Short task: Where the string "pages" occurs in the material below, report the whole line.

Dataset items:
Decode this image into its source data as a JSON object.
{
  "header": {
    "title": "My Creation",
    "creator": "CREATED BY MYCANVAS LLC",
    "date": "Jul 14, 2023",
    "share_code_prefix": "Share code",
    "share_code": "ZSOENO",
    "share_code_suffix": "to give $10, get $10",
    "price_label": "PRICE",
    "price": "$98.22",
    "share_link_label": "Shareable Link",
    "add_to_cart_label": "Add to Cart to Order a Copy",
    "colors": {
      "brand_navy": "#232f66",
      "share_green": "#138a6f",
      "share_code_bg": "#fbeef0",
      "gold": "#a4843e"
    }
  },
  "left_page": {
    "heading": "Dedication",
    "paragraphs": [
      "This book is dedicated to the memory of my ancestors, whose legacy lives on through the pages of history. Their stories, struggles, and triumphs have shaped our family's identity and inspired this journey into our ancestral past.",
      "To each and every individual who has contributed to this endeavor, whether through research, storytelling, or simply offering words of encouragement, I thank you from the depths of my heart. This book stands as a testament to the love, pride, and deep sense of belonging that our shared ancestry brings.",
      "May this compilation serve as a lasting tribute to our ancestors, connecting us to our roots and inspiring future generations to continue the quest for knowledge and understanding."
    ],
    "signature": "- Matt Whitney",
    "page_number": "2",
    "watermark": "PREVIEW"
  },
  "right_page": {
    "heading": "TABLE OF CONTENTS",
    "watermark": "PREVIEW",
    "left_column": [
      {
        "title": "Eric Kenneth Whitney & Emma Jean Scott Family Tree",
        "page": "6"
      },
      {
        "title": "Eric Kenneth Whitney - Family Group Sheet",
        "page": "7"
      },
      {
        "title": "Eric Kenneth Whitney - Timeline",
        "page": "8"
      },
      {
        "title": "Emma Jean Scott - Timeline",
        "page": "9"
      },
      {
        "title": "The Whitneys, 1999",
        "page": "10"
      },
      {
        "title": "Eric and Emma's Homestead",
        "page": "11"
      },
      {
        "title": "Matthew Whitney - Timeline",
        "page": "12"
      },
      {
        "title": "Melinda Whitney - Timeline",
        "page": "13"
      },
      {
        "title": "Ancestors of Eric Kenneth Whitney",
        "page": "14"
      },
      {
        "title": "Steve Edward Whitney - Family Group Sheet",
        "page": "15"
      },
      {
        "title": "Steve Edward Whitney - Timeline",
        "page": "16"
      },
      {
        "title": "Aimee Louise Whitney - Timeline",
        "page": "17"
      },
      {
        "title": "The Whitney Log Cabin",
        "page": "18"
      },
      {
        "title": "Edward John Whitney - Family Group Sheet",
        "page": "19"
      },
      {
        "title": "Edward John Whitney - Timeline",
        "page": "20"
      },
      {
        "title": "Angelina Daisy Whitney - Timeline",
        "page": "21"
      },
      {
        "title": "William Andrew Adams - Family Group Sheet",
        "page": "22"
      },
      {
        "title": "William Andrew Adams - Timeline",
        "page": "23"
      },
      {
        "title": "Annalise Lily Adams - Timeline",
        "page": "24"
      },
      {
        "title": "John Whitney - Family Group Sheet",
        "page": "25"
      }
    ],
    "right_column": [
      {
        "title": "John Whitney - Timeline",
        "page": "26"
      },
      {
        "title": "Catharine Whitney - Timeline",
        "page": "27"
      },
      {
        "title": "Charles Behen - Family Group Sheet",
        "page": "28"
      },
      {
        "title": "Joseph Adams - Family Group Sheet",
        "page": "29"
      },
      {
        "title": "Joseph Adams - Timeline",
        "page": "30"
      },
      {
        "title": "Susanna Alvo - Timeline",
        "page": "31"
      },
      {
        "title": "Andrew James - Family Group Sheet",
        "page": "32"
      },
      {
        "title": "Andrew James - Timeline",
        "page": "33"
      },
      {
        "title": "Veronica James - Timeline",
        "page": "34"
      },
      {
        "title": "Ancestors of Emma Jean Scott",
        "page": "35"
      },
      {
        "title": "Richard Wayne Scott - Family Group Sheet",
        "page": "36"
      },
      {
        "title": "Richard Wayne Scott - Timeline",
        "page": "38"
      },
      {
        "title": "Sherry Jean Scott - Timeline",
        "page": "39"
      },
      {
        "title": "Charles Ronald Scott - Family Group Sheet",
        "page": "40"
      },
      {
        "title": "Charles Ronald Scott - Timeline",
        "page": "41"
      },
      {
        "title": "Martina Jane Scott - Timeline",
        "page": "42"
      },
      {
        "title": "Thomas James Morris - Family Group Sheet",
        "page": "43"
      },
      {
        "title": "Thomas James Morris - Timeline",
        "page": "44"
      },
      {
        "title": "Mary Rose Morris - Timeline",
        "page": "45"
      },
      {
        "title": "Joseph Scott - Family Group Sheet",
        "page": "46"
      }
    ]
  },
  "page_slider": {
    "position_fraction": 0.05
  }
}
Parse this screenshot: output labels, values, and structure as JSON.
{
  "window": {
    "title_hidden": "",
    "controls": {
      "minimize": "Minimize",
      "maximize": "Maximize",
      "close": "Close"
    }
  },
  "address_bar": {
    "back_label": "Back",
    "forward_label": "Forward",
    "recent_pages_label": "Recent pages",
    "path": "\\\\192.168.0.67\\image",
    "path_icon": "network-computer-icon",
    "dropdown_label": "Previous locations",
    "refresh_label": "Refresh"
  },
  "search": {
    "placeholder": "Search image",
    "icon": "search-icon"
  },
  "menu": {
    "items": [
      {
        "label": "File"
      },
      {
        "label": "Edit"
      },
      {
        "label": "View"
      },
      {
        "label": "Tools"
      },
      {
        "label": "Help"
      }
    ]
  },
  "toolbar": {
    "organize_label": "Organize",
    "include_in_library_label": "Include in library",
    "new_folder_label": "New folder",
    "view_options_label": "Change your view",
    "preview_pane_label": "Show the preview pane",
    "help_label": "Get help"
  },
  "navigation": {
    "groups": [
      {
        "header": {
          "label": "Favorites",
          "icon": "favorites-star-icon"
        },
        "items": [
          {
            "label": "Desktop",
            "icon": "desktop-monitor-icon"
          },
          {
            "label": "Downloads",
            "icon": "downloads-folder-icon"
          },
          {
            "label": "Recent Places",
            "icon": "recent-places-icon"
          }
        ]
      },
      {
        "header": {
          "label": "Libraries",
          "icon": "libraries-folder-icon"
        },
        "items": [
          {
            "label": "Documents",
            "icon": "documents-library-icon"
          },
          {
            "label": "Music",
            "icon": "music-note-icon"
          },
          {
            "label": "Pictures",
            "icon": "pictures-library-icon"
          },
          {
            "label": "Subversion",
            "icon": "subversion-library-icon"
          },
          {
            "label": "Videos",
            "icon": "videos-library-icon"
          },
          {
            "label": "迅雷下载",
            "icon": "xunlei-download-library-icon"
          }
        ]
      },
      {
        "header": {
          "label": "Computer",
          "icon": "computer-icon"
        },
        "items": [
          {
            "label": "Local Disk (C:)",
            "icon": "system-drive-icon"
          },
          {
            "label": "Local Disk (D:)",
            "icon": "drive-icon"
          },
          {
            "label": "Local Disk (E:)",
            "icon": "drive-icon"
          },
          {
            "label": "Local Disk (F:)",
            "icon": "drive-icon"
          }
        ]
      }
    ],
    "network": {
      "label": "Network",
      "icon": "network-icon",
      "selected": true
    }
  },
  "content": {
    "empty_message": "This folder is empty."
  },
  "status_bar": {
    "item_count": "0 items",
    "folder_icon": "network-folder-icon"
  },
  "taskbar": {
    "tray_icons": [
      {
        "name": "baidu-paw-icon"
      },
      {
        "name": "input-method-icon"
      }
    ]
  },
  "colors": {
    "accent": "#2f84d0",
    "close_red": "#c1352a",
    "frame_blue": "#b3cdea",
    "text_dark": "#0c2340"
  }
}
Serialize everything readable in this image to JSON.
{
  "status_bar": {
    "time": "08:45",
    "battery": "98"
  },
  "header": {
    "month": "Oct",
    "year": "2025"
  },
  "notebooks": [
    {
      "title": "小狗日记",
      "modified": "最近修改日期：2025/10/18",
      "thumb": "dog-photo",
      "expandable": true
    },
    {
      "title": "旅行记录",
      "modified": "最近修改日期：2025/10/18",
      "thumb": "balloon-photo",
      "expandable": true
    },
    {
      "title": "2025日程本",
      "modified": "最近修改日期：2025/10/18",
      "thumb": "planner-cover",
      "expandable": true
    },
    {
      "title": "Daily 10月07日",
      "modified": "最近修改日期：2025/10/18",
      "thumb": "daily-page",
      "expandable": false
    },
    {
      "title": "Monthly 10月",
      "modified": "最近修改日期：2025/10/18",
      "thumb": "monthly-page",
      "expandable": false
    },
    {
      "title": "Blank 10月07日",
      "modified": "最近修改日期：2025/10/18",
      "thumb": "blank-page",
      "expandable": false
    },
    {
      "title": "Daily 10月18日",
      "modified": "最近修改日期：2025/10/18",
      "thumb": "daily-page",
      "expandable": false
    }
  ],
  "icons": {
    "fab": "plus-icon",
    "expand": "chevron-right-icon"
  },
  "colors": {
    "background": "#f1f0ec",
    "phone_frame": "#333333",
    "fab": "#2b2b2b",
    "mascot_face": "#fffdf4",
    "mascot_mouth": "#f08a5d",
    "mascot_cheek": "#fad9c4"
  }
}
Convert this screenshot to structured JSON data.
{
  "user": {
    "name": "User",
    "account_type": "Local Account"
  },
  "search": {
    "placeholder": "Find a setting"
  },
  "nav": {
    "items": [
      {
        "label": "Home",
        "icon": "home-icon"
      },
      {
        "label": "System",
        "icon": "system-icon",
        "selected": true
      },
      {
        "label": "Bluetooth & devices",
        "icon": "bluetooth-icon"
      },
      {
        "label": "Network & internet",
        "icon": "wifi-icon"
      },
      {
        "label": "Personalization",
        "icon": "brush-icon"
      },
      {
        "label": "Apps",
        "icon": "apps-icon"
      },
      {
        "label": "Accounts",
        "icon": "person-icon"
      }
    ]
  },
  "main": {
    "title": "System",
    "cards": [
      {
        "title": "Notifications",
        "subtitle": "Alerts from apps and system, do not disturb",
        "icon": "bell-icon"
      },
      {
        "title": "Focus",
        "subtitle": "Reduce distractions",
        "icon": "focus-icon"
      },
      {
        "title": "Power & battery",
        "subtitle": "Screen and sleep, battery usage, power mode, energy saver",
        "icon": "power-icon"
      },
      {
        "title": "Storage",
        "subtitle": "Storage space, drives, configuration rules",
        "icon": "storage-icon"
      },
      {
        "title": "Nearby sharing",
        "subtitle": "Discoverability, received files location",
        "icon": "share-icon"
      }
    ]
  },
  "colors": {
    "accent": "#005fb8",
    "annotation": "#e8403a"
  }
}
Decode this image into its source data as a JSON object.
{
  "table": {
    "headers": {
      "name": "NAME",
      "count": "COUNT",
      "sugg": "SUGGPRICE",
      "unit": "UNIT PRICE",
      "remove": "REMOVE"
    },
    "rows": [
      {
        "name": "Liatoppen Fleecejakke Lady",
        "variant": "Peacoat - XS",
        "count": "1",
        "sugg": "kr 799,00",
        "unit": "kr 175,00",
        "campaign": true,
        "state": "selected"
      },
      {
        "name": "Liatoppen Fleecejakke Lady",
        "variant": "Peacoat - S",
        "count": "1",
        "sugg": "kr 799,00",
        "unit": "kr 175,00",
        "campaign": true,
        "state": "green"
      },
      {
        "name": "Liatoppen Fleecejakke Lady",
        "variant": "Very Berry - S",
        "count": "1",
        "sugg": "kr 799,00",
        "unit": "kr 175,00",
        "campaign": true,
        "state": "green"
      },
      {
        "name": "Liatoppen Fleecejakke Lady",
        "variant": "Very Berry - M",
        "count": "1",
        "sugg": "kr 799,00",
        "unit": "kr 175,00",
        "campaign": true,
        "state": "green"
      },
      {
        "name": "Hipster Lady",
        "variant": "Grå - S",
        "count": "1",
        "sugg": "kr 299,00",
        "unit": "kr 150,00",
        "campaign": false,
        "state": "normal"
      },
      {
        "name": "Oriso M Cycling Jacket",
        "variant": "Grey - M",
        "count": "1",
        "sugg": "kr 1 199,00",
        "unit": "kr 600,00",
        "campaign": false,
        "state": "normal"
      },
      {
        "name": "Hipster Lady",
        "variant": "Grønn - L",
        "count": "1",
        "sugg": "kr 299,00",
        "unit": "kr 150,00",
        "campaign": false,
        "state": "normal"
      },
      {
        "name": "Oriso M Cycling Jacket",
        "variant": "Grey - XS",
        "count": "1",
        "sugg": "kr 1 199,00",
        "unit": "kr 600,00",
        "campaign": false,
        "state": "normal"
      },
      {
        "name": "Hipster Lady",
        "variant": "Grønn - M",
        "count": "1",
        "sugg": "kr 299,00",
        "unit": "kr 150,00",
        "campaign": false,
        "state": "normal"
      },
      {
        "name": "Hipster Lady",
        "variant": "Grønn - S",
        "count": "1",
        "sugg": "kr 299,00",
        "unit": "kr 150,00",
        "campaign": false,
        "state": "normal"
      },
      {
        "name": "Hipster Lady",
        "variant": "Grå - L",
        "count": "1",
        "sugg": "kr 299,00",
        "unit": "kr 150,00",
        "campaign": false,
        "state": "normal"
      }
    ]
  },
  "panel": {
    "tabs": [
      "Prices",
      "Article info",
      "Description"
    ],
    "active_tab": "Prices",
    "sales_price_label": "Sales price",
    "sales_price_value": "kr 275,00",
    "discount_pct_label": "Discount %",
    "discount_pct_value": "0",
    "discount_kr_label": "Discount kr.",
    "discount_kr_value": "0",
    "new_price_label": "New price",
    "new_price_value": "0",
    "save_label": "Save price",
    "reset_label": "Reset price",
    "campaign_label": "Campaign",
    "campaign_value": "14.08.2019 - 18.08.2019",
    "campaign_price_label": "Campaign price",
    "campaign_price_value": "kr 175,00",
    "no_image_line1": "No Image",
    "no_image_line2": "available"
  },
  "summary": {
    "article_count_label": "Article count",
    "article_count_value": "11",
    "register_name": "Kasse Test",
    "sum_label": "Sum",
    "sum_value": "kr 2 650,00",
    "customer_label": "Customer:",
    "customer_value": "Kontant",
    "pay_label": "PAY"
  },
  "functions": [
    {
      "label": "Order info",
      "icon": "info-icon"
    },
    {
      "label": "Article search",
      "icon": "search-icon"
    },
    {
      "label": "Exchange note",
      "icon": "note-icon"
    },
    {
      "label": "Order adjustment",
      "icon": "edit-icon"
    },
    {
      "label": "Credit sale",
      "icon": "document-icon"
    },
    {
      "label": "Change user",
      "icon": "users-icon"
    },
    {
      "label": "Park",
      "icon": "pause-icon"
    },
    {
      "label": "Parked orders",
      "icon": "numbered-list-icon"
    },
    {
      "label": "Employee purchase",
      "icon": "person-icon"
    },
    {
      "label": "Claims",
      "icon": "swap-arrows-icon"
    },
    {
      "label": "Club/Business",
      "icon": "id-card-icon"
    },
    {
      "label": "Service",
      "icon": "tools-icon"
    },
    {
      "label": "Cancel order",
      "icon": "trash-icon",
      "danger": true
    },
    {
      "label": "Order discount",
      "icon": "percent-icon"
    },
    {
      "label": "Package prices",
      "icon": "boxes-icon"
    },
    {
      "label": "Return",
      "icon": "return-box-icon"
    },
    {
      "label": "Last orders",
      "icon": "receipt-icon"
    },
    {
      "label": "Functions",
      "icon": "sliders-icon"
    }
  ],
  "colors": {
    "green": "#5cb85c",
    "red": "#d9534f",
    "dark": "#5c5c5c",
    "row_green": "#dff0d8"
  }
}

Result below:
      "This book is dedicated to the memory of my ancestors, whose legacy lives on through the pages of history. Their stories, struggles, and triumphs have shaped our family's identity and inspired this journey into our ancestral past.",
    "recent_pages_label": "Recent pages",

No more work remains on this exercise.